┌──

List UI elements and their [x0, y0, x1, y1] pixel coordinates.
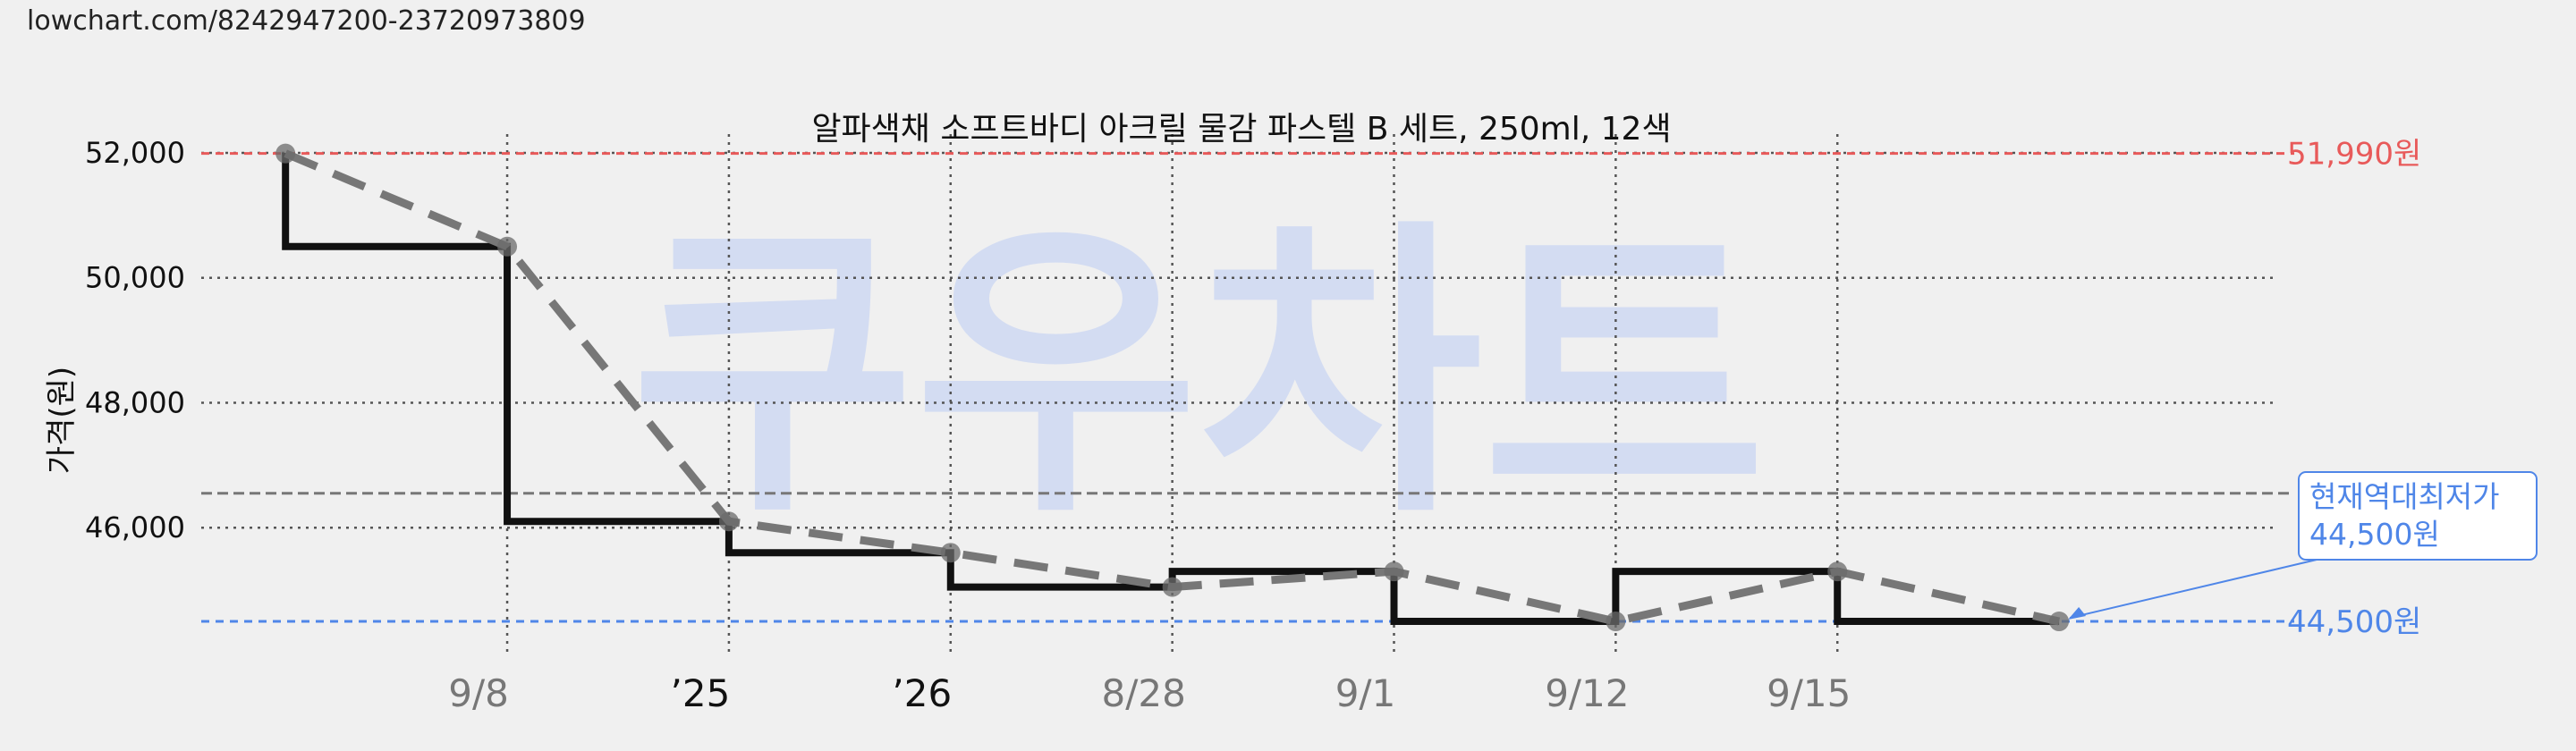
price-point — [1384, 561, 1404, 582]
reference-lines: 51,990원 44,500원 — [201, 137, 2421, 640]
price-point — [940, 543, 961, 563]
y-tick-label: 52,000 — [85, 136, 185, 170]
price-point — [1162, 577, 1182, 597]
price-point — [2049, 612, 2070, 632]
y-tick-label: 50,000 — [85, 261, 185, 295]
axes: 46,000 48,000 50,000 52,000 9/8 ’25 ’26 8/28 9/1… — [85, 136, 1851, 715]
y-tick-label: 46,000 — [85, 511, 185, 544]
price-point — [718, 511, 739, 532]
max-reference-label: 51,990원 — [2287, 137, 2421, 173]
series — [275, 143, 2070, 632]
annotation-text: 44,500원 — [2309, 517, 2440, 552]
x-tick-label: ’25 — [671, 671, 731, 715]
price-point — [1827, 561, 1848, 582]
x-tick-label: 9/12 — [1545, 671, 1629, 715]
y-tick-label: 48,000 — [85, 385, 185, 419]
x-tick-label: ’26 — [892, 671, 952, 715]
price-point — [275, 143, 296, 164]
annotation-box — [2298, 471, 2538, 561]
y-axis-label: 가격(원) — [44, 367, 80, 474]
x-tick-label: 8/28 — [1101, 671, 1185, 715]
x-tick-label: 9/8 — [448, 671, 509, 715]
price-point — [1606, 612, 1626, 632]
chart-title: 알파색채 소프트바디 아크릴 물감 파스텔 B 세트, 250ml, 12색 — [811, 111, 1671, 148]
annotation-arrow — [2069, 559, 2318, 620]
x-tick-label: 9/1 — [1335, 671, 1396, 715]
x-tick-label: 9/15 — [1767, 671, 1851, 715]
annotation-arrowhead — [2068, 607, 2087, 620]
watermark: 쿠우차트 — [631, 196, 1767, 554]
annotation-text: 현재역대최저가 — [2309, 479, 2500, 514]
page-url: lowchart.com/8242947200-23720973809 — [27, 5, 586, 37]
min-reference-label: 44,500원 — [2287, 604, 2421, 640]
price-point — [497, 236, 518, 257]
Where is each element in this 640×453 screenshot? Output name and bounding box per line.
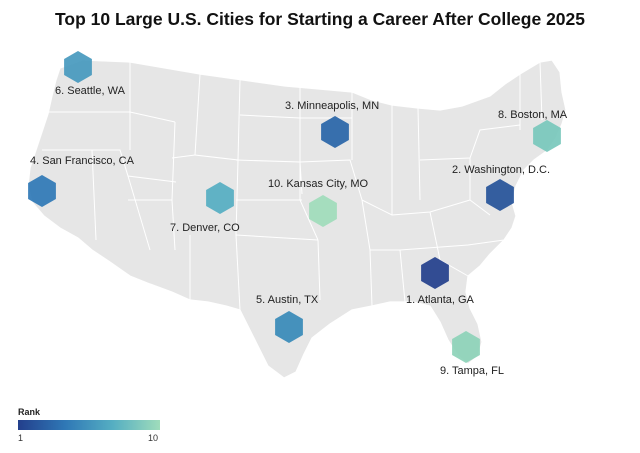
city-hex-marker xyxy=(321,116,349,148)
city-label: 4. San Francisco, CA xyxy=(30,155,135,167)
legend-max-label: 10 xyxy=(148,433,159,443)
legend-color-bar xyxy=(18,420,160,430)
city-hex-marker xyxy=(28,175,56,207)
city-label: 3. Minneapolis, MN xyxy=(285,100,379,112)
city-hex-marker xyxy=(309,195,337,227)
state-borders xyxy=(42,61,543,311)
city-hex-marker xyxy=(486,179,514,211)
city-hex-marker xyxy=(206,182,234,214)
city-label: 9. Tampa, FL xyxy=(440,365,504,377)
city-label: 5. Austin, TX xyxy=(256,294,319,306)
city-label: 2. Washington, D.C. xyxy=(452,164,550,176)
city-label: 6. Seattle, WA xyxy=(55,85,126,97)
city-hex-marker xyxy=(452,331,480,363)
city-hex-marker xyxy=(275,311,303,343)
city-label: 10. Kansas City, MO xyxy=(268,178,368,190)
city-hex-marker xyxy=(533,120,561,152)
city-label: 7. Denver, CO xyxy=(170,222,240,234)
chart-title: Top 10 Large U.S. Cities for Starting a … xyxy=(54,9,586,29)
city-label: 1. Atlanta, GA xyxy=(406,294,475,306)
city-hex-marker xyxy=(421,257,449,289)
legend-title: Rank xyxy=(18,407,41,417)
legend-min-label: 1 xyxy=(18,433,24,443)
city-hex-marker xyxy=(64,51,92,83)
city-label: 8. Boston, MA xyxy=(498,109,568,121)
us-landmass xyxy=(27,59,567,379)
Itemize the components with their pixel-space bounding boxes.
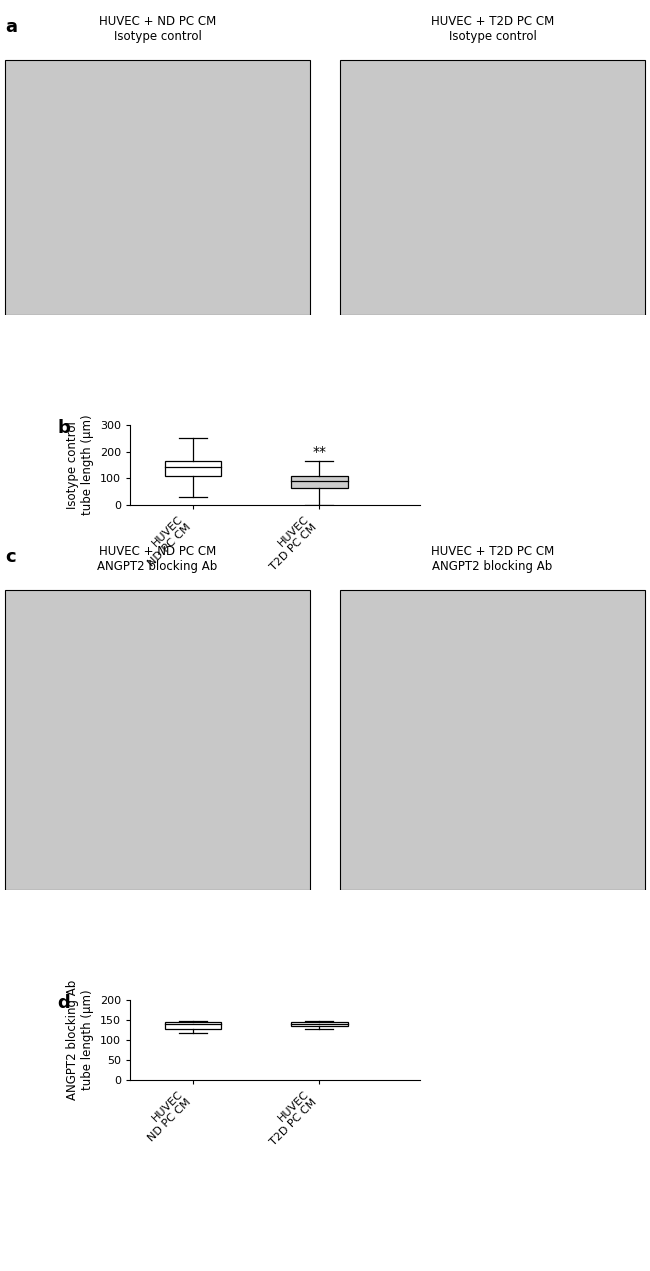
Bar (164, 461, 222, 475)
Bar (164, 1022, 222, 1030)
Text: c: c (5, 548, 16, 566)
Bar (291, 477, 348, 488)
Text: HUVEC + ND PC CM
Isotype control: HUVEC + ND PC CM Isotype control (99, 15, 216, 43)
Text: HUVEC + T2D PC CM
ANGPT2 blocking Ab: HUVEC + T2D PC CM ANGPT2 blocking Ab (431, 545, 554, 573)
Bar (291, 1022, 348, 1027)
Bar (340, 60, 645, 315)
Bar (5, 590, 310, 890)
Text: HUVEC + ND PC CM
ANGPT2 blocking Ab: HUVEC + ND PC CM ANGPT2 blocking Ab (98, 545, 218, 573)
Y-axis label: Isotype control
tube length (μm): Isotype control tube length (μm) (66, 414, 94, 515)
Bar (5, 60, 310, 315)
Text: d: d (57, 994, 70, 1012)
Text: a: a (5, 18, 17, 36)
Text: b: b (57, 418, 70, 437)
Text: **: ** (312, 445, 326, 459)
Bar (340, 590, 645, 890)
Y-axis label: ANGPT2 blocking Ab
tube length (μm): ANGPT2 blocking Ab tube length (μm) (66, 980, 94, 1101)
Text: HUVEC + T2D PC CM
Isotype control: HUVEC + T2D PC CM Isotype control (431, 15, 554, 43)
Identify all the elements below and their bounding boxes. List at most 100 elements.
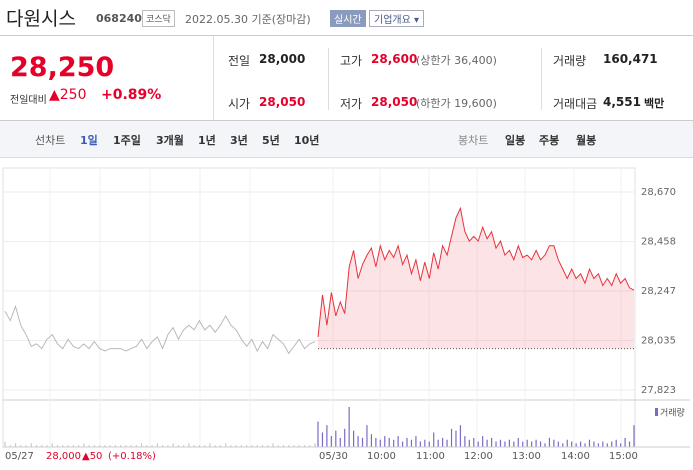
volume-bar xyxy=(135,445,137,447)
tab[interactable]: 일봉 xyxy=(505,134,526,147)
tab[interactable]: 1년 xyxy=(198,134,216,147)
volume-bar xyxy=(584,443,586,447)
volume-bar xyxy=(151,445,153,447)
volume-bar xyxy=(183,445,185,447)
volume-bar xyxy=(119,445,122,447)
volume-bar xyxy=(406,437,408,447)
volume-bar xyxy=(424,439,426,447)
volume-bar xyxy=(261,445,264,447)
volume-bar xyxy=(415,436,417,447)
tab[interactable]: 1일 xyxy=(80,134,98,147)
volume-bar xyxy=(624,437,626,447)
volume-bar xyxy=(473,437,475,447)
cell-note: (상한가 36,400) xyxy=(416,54,497,67)
volume-bar xyxy=(486,439,488,447)
volume-bar xyxy=(464,436,466,447)
volume-bar xyxy=(93,445,95,447)
x-tick-label: 14:00 xyxy=(561,451,590,462)
volume-bar xyxy=(450,428,453,447)
volume-bar xyxy=(620,443,622,447)
cell-value: 28,050 xyxy=(371,95,418,109)
volume-bar xyxy=(633,425,635,447)
volume-bar xyxy=(20,445,22,447)
volume-bar xyxy=(335,430,337,447)
info-price: 28,000 xyxy=(46,451,81,462)
volume-bar xyxy=(41,445,43,447)
volume-bar xyxy=(282,445,285,447)
volume-bar xyxy=(517,437,519,447)
volume-bar xyxy=(298,445,300,447)
price: 28,250 xyxy=(10,52,115,83)
volume-bar xyxy=(504,441,506,447)
cell-value: 4,551 xyxy=(603,95,641,109)
volume-bar xyxy=(330,436,332,447)
volume-bar xyxy=(557,441,559,447)
volume-bar xyxy=(188,443,190,447)
volume-bar xyxy=(419,441,421,447)
tab[interactable]: 3년 xyxy=(230,134,248,147)
stock-name: 다원시스 xyxy=(6,8,76,30)
info-change: ▲50 xyxy=(82,451,102,462)
volume-legend-swatch xyxy=(655,408,658,416)
volume-bar xyxy=(267,445,269,447)
volume-bar xyxy=(366,425,368,447)
volume-bar xyxy=(35,445,38,447)
realtime-button[interactable]: 실시간 xyxy=(330,10,366,27)
volume-bar xyxy=(67,445,69,447)
volume-bar xyxy=(204,445,206,447)
tab[interactable]: 5년 xyxy=(262,134,280,147)
volume-bar xyxy=(62,445,64,447)
cell-label: 저가 xyxy=(340,97,363,111)
volume-bar xyxy=(46,445,48,447)
volume-bar xyxy=(214,445,216,447)
volume-bar xyxy=(167,445,169,447)
volume-bar xyxy=(156,443,158,447)
volume-bar xyxy=(357,436,359,447)
volume-bar xyxy=(230,445,232,447)
volume-bar xyxy=(544,443,546,447)
volume-bar xyxy=(588,439,591,447)
volume-bar xyxy=(272,443,274,447)
cell-label: 거래대금 xyxy=(553,97,598,111)
volume-bar xyxy=(162,445,164,447)
volume-bar xyxy=(225,443,227,447)
volume-bar xyxy=(353,430,355,447)
tab[interactable]: 3개월 xyxy=(156,134,184,147)
volume-bar xyxy=(401,441,404,447)
tab[interactable]: 10년 xyxy=(294,134,320,147)
tab-label: 봉차트 xyxy=(458,134,489,147)
volume-legend: 거래량 xyxy=(660,407,685,419)
volume-bar xyxy=(628,441,631,447)
tab[interactable]: 주봉 xyxy=(539,134,560,147)
volume-bar xyxy=(375,437,377,447)
volume-bar xyxy=(303,445,306,447)
volume-bar xyxy=(499,439,502,447)
cell-note: (하한가 19,600) xyxy=(416,97,497,110)
volume-bar xyxy=(209,443,211,447)
volume-bar xyxy=(109,445,111,447)
volume-bar xyxy=(98,445,101,447)
overview-button[interactable]: 기업개요 ▾ xyxy=(369,10,424,27)
volume-bar xyxy=(193,445,195,447)
cell-label: 고가 xyxy=(340,54,363,68)
volume-bar xyxy=(51,443,53,447)
volume-bar xyxy=(566,439,568,447)
volume-bar xyxy=(104,445,106,447)
volume-bar xyxy=(348,407,350,447)
volume-bar xyxy=(575,443,577,447)
divider xyxy=(328,48,329,110)
x-tick-label: 10:00 xyxy=(367,451,396,462)
volume-bar xyxy=(177,445,179,447)
price-line xyxy=(317,206,635,337)
tab[interactable]: 월봉 xyxy=(576,134,597,147)
divider xyxy=(0,35,693,36)
volume-bar xyxy=(317,421,319,447)
volume-bar xyxy=(455,430,457,447)
tab[interactable]: 1주일 xyxy=(113,134,141,147)
volume-bar xyxy=(146,445,148,447)
volume-bar xyxy=(25,445,27,447)
cell-label: 시가 xyxy=(228,97,251,111)
volume-bar xyxy=(495,441,497,447)
volume-bar xyxy=(606,443,608,447)
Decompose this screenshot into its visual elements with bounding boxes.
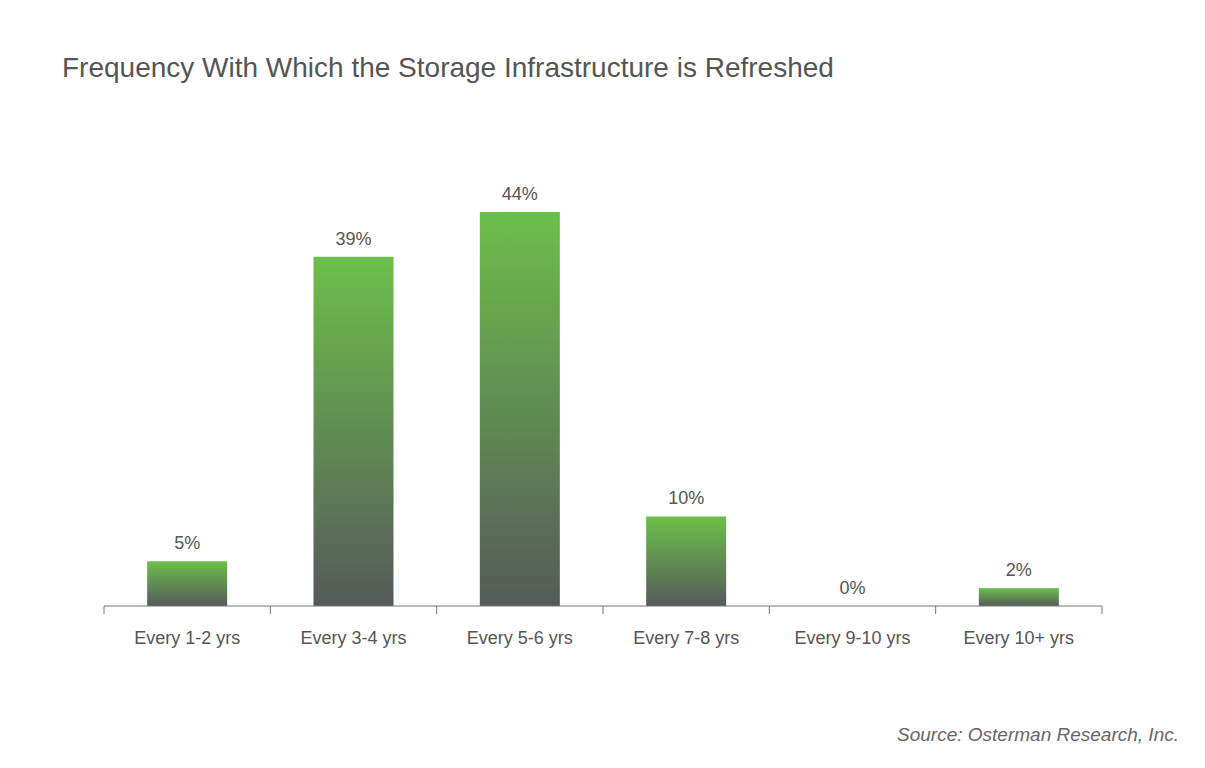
x-tick xyxy=(603,606,604,614)
x-tick-label: Every 5-6 yrs xyxy=(467,628,573,648)
source-note: Source: Osterman Research, Inc. xyxy=(897,724,1179,745)
chart-svg: Frequency With Which the Storage Infrast… xyxy=(0,0,1205,768)
x-tick-label: Every 1-2 yrs xyxy=(134,628,240,648)
bar xyxy=(147,561,227,606)
bar xyxy=(646,516,726,606)
x-tick xyxy=(436,606,437,614)
bar xyxy=(979,588,1059,606)
data-label: 0% xyxy=(839,578,865,598)
bar xyxy=(314,257,394,606)
x-tick-label: Every 10+ yrs xyxy=(964,628,1075,648)
bar xyxy=(480,212,560,606)
x-tick xyxy=(935,606,936,614)
chart-title: Frequency With Which the Storage Infrast… xyxy=(62,52,834,83)
x-tick-label: Every 9-10 yrs xyxy=(794,628,910,648)
x-tick xyxy=(1102,606,1103,614)
data-label: 10% xyxy=(668,488,704,508)
data-label: 2% xyxy=(1006,560,1032,580)
x-tick xyxy=(769,606,770,614)
data-label: 44% xyxy=(502,184,538,204)
data-label: 39% xyxy=(335,229,371,249)
bars xyxy=(147,212,1059,606)
x-tick xyxy=(270,606,271,614)
x-tick-label: Every 7-8 yrs xyxy=(633,628,739,648)
chart-container: Frequency With Which the Storage Infrast… xyxy=(0,0,1205,768)
x-tick-label: Every 3-4 yrs xyxy=(300,628,406,648)
x-tick xyxy=(104,606,105,614)
data-label: 5% xyxy=(174,533,200,553)
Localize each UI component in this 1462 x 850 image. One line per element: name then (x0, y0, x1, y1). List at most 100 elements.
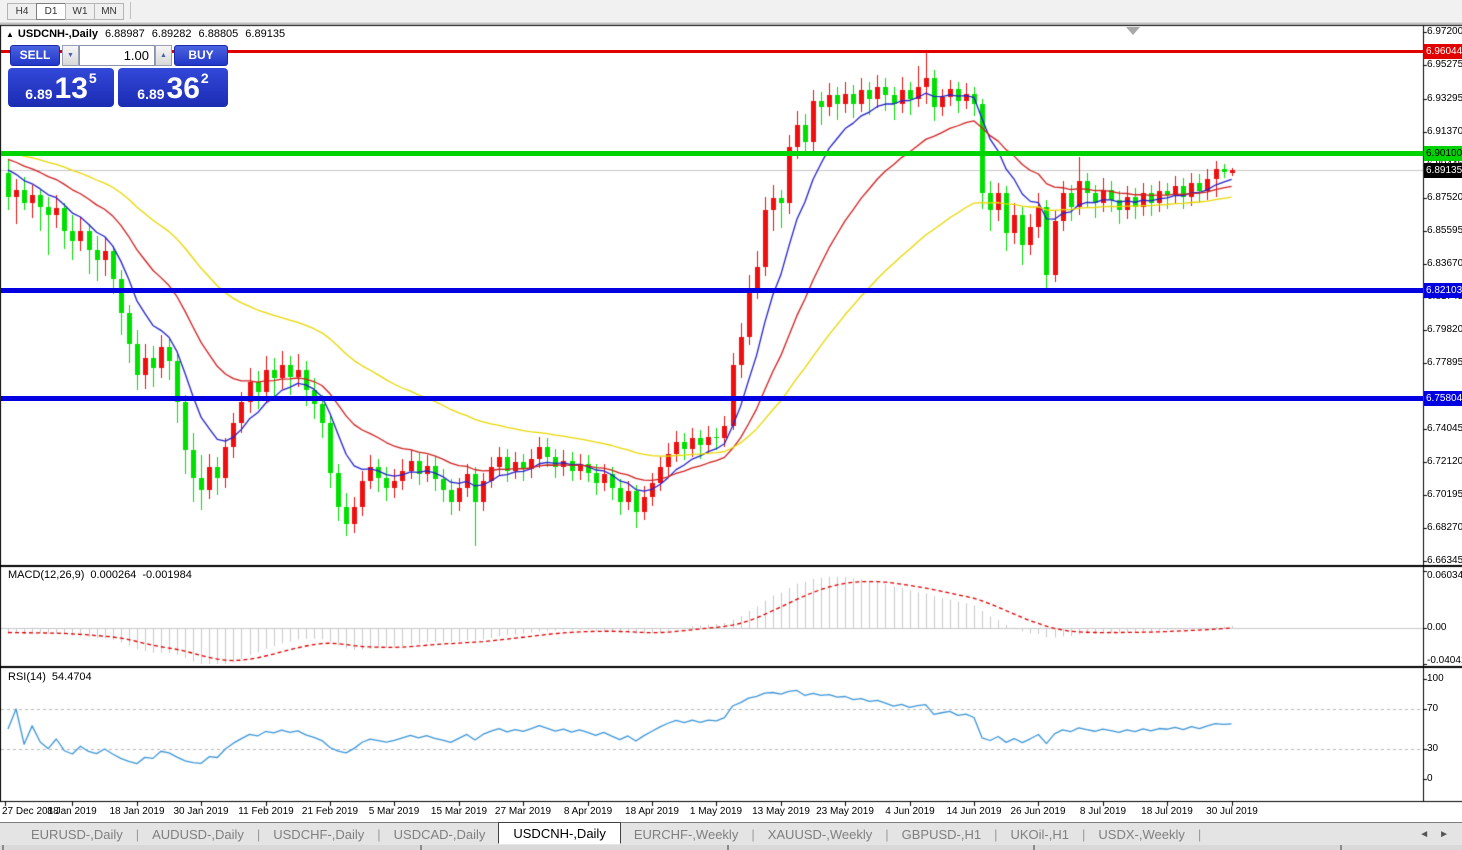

└──

What is asked:
Please copy the rows from the line with "city-hex-marker xyxy=(321,116,349,148)" to the line with "city-hex-marker xyxy=(206,182,234,214)" word for word.

Task answer:
city-hex-marker xyxy=(321,116,349,148)
city-label: 4. San Francisco, CA xyxy=(30,155,135,167)
legend-max-label: 10 xyxy=(148,433,159,443)
legend-color-bar xyxy=(18,420,160,430)
city-hex-marker xyxy=(28,175,56,207)
city-label: 3. Minneapolis, MN xyxy=(285,100,379,112)
city-hex-marker xyxy=(309,195,337,227)
state-borders xyxy=(42,61,543,311)
city-hex-marker xyxy=(486,179,514,211)
city-hex-marker xyxy=(206,182,234,214)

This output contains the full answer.